**DATA FOR THIS EXERCISE**
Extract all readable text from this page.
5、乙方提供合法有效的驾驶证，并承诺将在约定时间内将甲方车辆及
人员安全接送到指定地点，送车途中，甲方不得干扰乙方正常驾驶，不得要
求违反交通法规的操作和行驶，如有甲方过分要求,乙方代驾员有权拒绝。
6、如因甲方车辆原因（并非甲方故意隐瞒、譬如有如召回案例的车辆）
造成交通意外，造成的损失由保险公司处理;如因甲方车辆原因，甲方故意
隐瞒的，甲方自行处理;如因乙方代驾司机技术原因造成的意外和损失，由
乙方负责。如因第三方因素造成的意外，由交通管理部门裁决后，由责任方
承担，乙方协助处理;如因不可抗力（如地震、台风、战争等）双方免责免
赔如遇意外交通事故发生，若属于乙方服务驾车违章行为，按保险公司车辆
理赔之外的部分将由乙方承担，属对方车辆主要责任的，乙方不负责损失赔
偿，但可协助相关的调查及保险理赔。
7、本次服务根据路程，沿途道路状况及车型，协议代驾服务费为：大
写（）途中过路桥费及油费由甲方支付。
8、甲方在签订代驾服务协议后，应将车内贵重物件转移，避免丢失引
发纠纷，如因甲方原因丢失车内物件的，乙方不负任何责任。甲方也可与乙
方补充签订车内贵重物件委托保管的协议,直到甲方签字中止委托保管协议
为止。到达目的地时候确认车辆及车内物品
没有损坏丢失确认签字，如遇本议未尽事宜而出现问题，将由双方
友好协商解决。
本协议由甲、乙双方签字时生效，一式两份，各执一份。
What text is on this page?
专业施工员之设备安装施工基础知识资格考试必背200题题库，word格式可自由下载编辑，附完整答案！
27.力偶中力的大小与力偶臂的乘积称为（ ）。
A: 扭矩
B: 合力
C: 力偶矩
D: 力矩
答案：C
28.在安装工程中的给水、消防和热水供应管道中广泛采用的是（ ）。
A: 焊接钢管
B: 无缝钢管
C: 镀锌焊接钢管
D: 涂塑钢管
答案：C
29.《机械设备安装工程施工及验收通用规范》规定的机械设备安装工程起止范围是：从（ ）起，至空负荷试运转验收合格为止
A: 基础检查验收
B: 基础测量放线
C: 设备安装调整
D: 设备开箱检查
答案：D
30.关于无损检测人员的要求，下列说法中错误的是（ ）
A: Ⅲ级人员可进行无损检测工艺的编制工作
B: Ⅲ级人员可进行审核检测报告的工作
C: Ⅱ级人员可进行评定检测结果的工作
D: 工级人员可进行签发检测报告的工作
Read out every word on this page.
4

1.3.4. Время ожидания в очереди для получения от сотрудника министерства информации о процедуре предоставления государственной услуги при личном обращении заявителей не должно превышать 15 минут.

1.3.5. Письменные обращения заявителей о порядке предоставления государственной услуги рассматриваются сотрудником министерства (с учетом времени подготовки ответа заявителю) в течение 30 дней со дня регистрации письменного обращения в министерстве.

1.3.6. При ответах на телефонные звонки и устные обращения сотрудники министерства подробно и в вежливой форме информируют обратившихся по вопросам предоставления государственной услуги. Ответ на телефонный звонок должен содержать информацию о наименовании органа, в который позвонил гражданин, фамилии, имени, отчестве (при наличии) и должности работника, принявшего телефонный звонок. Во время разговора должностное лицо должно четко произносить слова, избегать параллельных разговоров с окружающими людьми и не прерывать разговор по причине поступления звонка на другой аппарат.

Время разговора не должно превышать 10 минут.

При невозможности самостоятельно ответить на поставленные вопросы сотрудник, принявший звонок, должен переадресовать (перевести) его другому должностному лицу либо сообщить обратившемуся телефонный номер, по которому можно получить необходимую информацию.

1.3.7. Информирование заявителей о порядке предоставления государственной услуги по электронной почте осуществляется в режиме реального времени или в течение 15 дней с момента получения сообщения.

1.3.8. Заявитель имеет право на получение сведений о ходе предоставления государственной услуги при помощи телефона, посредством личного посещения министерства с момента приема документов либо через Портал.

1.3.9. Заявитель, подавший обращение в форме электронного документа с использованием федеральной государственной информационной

**DIRECTIONS FOR THIS TASK**
Exactly how many lines in the data above contain the word "должен"? Respond with the number and nothing more.

**EXPECTED OUTPUT**
2